▶ [EXERCISE DETAILS]: Word for word, restate every line of the material.

▶ [EXTRACTED RECORDS]:
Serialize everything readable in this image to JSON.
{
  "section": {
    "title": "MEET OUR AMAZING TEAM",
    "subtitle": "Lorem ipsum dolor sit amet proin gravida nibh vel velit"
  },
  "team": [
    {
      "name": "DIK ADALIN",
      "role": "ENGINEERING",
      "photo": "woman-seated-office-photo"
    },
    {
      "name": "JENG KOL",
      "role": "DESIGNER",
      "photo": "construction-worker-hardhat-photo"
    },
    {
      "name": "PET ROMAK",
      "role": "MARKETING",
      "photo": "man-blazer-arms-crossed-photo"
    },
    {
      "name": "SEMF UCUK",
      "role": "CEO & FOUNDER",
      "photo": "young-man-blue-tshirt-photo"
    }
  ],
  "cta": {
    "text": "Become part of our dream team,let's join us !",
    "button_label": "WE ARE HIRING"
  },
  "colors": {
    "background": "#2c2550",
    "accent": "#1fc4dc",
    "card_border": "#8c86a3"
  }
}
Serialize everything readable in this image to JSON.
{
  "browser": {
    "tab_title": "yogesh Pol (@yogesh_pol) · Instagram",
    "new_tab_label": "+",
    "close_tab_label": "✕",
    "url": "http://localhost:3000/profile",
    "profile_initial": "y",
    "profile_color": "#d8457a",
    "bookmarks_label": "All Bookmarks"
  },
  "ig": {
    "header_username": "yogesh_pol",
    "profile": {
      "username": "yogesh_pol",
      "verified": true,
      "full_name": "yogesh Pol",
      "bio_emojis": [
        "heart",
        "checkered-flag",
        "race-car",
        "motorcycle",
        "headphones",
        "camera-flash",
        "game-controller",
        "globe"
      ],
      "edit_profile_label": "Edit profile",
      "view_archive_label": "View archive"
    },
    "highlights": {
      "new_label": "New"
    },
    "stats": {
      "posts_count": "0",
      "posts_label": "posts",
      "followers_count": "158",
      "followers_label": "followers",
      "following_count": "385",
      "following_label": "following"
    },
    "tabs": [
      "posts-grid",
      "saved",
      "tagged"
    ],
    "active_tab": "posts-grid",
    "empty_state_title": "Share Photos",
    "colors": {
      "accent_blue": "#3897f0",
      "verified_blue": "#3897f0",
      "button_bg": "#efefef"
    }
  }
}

▶ [FULL RESPONSE]:
Serialize everything readable in this image to JSON.
{
  "section": {
    "title": "MEET OUR AMAZING TEAM",
    "subtitle": "Lorem ipsum dolor sit amet proin gravida nibh vel velit"
  },
  "team": [
    {
      "name": "DIK ADALIN",
      "role": "ENGINEERING",
      "photo": "woman-seated-office-photo"
    },
    {
      "name": "JENG KOL",
      "role": "DESIGNER",
      "photo": "construction-worker-hardhat-photo"
    },
    {
      "name": "PET ROMAK",
      "role": "MARKETING",
      "photo": "man-blazer-arms-crossed-photo"
    },
    {
      "name": "SEMF UCUK",
      "role": "CEO & FOUNDER",
      "photo": "young-man-blue-tshirt-photo"
    }
  ],
  "cta": {
    "text": "Become part of our dream team,let's join us !",
    "button_label": "WE ARE HIRING"
  },
  "colors": {
    "background": "#2c2550",
    "accent": "#1fc4dc",
    "card_border": "#8c86a3"
  }
}
Serialize everything readable in this image to JSON.
{
  "browser": {
    "tab_title": "yogesh Pol (@yogesh_pol) · Instagram",
    "new_tab_label": "+",
    "close_tab_label": "✕",
    "url": "http://localhost:3000/profile",
    "profile_initial": "y",
    "profile_color": "#d8457a",
    "bookmarks_label": "All Bookmarks"
  },
  "ig": {
    "header_username": "yogesh_pol",
    "profile": {
      "username": "yogesh_pol",
      "verified": true,
      "full_name": "yogesh Pol",
      "bio_emojis": [
        "heart",
        "checkered-flag",
        "race-car",
        "motorcycle",
        "headphones",
        "camera-flash",
        "game-controller",
        "globe"
      ],
      "edit_profile_label": "Edit profile",
      "view_archive_label": "View archive"
    },
    "highlights": {
      "new_label": "New"
    },
    "stats": {
      "posts_count": "0",
      "posts_label": "posts",
      "followers_count": "158",
      "followers_label": "followers",
      "following_count": "385",
      "following_label": "following"
    },
    "tabs": [
      "posts-grid",
      "saved",
      "tagged"
    ],
    "active_tab": "posts-grid",
    "empty_state_title": "Share Photos",
    "colors": {
      "accent_blue": "#3897f0",
      "verified_blue": "#3897f0",
      "button_bg": "#efefef"
    }
  }
}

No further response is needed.